(What the task asks): Take the records underneath and set them down exactly.

─── Stored data ───

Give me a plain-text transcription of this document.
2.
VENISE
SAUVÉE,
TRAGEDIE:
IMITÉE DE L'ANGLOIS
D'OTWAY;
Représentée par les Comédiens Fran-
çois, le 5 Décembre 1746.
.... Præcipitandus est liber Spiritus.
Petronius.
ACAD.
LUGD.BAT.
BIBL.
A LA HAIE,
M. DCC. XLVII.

───

(Answer for the task):
Give me a plain-text transcription of this document.
2.
VENISE
SAUVÉE,
TRAGEDIE:
IMITÉE DE L'ANGLOIS
D'OTWAY;
Représentée par les Comédiens Fran-
çois, le 5 Décembre 1746.
.... Præcipitandus est liber Spiritus.
Petronius.
ACAD.
LUGD.BAT.
BIBL.
A LA HAIE,
M. DCC. XLVII.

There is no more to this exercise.